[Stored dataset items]
★ ★ ★ ★ ★

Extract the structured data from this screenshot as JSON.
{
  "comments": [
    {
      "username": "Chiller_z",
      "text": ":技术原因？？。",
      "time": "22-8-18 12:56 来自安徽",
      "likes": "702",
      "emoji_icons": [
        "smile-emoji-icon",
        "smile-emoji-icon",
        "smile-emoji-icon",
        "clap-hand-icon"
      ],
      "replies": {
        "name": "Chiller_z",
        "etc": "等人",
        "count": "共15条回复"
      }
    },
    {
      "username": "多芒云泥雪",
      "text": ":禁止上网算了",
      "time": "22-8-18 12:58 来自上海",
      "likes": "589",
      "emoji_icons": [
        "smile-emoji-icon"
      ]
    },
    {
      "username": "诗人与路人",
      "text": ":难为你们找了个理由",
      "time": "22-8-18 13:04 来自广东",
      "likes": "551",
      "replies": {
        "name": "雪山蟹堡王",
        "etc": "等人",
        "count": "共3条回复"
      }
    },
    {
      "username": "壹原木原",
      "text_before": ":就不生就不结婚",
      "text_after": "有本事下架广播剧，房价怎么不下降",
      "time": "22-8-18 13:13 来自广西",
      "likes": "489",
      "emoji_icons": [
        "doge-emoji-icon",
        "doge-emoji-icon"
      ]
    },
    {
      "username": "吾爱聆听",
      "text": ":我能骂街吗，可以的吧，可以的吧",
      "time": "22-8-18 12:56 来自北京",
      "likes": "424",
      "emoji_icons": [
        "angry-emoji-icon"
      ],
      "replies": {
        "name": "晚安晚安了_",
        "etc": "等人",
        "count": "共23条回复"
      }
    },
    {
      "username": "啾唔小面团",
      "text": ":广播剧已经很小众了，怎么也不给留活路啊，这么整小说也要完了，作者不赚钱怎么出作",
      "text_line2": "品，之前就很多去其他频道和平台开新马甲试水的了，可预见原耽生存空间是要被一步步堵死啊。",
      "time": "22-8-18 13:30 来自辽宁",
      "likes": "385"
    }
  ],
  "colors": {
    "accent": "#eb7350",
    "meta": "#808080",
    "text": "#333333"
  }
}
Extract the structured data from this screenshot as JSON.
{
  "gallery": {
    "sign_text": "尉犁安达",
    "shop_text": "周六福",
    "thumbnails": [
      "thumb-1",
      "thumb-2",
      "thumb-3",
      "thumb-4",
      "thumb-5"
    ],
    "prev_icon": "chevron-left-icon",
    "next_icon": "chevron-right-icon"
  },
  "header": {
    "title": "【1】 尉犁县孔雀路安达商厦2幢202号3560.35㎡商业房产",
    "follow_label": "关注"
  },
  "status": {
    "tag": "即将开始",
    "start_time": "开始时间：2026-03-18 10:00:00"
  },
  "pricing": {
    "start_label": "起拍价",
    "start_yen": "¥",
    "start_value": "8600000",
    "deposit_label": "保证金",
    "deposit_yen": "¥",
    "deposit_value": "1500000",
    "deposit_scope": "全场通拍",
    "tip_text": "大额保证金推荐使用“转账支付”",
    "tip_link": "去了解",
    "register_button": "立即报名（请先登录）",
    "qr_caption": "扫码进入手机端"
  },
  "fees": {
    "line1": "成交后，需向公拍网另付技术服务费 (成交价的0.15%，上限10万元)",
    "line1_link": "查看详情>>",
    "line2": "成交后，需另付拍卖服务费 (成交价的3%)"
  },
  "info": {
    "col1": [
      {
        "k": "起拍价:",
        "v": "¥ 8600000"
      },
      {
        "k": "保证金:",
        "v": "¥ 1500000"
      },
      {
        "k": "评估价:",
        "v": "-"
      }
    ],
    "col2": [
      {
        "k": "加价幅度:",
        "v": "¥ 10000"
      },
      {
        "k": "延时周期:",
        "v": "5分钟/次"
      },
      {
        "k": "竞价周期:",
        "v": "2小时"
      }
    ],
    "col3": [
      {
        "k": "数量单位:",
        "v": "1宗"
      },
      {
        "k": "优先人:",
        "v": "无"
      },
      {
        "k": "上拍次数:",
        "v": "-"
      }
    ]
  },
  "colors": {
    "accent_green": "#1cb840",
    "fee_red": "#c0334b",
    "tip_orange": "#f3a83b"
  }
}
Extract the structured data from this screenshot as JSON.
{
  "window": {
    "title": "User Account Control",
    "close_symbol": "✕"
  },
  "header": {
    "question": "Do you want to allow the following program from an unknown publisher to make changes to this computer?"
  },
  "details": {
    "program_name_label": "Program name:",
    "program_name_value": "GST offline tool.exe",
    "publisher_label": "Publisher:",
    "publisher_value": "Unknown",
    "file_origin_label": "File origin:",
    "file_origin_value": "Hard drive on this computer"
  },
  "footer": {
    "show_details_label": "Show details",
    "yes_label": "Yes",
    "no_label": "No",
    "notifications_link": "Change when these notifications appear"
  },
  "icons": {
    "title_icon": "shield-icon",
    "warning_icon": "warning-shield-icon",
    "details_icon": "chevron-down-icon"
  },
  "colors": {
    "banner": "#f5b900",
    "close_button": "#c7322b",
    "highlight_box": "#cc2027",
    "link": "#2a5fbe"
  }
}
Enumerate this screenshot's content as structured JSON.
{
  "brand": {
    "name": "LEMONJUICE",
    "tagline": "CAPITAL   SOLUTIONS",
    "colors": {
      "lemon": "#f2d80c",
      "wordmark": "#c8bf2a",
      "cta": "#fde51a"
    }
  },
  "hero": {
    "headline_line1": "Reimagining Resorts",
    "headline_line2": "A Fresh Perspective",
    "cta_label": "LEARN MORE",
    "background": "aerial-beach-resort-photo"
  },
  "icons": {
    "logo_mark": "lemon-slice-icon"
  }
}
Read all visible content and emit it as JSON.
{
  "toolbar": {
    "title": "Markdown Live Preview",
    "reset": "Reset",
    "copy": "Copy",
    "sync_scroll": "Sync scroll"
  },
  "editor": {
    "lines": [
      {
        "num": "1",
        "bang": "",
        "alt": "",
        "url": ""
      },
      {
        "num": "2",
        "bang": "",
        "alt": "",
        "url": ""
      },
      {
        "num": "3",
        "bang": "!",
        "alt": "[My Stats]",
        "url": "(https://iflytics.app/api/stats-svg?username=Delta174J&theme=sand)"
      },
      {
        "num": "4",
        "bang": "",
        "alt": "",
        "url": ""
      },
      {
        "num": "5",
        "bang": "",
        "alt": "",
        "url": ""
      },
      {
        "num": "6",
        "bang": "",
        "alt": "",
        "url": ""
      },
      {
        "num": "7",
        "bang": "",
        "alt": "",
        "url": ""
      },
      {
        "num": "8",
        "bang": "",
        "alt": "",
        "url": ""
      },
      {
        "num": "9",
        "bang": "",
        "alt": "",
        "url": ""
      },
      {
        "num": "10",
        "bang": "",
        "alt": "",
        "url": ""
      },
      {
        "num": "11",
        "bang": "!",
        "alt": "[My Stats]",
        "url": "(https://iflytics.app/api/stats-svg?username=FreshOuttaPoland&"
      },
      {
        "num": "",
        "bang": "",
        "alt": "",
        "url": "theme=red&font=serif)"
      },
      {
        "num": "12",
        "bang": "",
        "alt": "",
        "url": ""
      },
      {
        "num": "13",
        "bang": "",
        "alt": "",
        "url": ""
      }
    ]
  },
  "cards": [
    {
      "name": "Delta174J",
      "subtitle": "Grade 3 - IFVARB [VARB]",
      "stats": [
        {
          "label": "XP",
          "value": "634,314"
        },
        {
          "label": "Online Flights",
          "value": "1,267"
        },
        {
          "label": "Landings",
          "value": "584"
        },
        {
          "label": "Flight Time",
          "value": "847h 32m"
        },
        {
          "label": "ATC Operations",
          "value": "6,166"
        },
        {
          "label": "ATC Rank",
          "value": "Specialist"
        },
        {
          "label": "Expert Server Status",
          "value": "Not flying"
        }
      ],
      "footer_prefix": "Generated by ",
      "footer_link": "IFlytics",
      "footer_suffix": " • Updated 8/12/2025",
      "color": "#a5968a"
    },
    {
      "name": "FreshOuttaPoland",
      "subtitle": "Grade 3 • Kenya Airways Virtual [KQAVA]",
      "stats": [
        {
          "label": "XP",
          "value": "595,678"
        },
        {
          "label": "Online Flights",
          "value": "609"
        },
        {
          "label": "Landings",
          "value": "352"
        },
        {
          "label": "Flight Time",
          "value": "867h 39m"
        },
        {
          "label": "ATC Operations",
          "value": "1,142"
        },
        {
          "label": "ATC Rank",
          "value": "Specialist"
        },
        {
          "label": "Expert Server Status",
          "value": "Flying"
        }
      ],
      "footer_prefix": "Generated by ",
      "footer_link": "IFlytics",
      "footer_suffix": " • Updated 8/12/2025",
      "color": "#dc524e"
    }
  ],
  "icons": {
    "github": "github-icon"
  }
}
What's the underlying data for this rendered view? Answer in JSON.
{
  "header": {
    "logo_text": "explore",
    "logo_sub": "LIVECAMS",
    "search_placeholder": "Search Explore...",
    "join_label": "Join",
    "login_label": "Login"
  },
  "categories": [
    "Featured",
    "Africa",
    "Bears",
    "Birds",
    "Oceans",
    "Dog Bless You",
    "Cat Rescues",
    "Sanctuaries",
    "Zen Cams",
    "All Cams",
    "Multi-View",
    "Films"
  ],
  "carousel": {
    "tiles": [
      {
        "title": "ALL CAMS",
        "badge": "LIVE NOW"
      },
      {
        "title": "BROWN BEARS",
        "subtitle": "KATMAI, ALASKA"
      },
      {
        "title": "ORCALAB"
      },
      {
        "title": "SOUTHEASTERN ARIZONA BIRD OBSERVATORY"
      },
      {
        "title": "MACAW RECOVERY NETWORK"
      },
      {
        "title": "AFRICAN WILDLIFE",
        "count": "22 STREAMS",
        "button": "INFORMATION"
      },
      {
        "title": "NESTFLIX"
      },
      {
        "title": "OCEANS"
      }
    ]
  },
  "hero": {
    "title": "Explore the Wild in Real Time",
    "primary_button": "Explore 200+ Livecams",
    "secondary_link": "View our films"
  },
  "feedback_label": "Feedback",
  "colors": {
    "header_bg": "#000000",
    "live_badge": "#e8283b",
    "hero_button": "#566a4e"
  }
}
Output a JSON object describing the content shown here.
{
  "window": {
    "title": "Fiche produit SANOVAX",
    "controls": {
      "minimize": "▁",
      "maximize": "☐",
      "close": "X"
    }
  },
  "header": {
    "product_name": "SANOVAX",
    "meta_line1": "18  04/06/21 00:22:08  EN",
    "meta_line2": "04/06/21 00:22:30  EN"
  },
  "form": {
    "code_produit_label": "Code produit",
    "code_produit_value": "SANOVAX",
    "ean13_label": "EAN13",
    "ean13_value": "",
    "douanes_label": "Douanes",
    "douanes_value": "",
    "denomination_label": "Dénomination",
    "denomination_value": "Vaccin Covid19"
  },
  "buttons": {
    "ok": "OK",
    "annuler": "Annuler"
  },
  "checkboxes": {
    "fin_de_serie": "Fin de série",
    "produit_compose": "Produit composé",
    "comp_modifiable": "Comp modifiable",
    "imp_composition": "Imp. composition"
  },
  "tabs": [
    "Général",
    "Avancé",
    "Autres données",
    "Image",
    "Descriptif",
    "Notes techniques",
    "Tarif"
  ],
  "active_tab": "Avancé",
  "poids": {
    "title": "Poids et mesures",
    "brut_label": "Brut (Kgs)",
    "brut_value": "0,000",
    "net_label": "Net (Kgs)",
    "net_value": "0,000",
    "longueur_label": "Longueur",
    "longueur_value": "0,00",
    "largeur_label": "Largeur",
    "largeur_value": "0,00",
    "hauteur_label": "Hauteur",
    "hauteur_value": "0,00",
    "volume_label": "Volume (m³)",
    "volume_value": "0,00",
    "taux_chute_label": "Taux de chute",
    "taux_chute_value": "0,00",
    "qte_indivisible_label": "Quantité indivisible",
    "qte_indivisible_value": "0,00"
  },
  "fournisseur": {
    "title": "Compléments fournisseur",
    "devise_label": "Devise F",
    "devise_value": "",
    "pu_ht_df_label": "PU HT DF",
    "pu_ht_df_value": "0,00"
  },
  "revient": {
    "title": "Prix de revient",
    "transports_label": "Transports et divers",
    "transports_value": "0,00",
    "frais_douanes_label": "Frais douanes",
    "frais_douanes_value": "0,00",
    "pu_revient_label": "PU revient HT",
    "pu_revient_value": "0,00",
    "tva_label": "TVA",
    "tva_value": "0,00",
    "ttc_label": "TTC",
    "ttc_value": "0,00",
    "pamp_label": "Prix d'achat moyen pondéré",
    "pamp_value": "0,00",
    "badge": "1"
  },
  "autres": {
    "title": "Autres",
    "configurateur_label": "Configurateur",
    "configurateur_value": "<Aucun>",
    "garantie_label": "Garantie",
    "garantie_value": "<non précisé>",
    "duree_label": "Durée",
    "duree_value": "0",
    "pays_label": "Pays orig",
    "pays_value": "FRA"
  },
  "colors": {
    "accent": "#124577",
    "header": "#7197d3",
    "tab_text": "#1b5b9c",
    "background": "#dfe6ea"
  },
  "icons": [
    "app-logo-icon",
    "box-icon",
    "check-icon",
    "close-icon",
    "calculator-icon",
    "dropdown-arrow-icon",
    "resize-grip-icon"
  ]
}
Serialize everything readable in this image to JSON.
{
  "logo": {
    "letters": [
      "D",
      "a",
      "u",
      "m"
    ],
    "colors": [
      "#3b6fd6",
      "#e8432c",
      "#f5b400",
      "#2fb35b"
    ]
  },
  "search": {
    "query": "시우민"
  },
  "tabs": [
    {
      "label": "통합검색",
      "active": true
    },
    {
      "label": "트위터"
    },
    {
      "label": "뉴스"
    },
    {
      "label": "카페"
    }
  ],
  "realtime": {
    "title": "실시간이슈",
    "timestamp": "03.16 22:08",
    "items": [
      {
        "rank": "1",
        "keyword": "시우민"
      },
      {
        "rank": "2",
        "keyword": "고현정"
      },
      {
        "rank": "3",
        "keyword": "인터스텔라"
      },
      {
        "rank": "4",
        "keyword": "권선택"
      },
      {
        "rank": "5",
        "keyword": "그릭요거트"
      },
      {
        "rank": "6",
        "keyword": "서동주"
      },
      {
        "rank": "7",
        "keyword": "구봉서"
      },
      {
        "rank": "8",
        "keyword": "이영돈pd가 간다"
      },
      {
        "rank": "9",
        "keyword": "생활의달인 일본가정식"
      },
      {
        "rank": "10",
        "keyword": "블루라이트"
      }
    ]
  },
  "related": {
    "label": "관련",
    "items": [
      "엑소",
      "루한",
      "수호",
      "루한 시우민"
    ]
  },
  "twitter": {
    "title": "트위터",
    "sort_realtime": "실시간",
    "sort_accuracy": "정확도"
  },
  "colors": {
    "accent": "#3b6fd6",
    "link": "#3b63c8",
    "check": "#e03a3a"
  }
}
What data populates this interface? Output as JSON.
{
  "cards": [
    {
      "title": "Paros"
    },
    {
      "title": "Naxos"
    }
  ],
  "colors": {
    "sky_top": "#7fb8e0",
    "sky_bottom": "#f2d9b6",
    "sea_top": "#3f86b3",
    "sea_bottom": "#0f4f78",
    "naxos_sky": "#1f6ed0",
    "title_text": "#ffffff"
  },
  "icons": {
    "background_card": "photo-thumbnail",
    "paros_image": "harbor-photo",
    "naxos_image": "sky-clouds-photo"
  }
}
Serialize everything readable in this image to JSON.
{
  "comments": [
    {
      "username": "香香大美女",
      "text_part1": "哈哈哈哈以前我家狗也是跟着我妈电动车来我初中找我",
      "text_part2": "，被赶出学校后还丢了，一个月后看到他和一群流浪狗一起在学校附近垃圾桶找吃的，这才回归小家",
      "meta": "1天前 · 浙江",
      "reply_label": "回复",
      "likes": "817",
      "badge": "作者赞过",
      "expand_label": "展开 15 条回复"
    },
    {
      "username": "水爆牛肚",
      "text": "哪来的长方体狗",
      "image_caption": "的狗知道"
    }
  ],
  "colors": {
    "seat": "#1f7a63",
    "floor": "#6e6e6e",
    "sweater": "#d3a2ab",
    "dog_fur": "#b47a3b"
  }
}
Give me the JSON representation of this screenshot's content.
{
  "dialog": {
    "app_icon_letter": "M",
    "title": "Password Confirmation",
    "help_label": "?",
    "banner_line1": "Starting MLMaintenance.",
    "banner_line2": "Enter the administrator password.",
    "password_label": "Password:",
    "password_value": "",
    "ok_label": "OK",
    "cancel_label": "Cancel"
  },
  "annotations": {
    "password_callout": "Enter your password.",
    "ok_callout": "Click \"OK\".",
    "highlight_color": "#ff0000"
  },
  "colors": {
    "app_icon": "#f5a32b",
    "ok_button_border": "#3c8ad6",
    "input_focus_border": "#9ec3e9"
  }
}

★ ★ ★ ★ ★

Aim of the task. Copy each line containing the word "Output" from the data.

Finished exercise.
Output a JSON object describing the content shown here.
What data populates this interface? Output as JSON.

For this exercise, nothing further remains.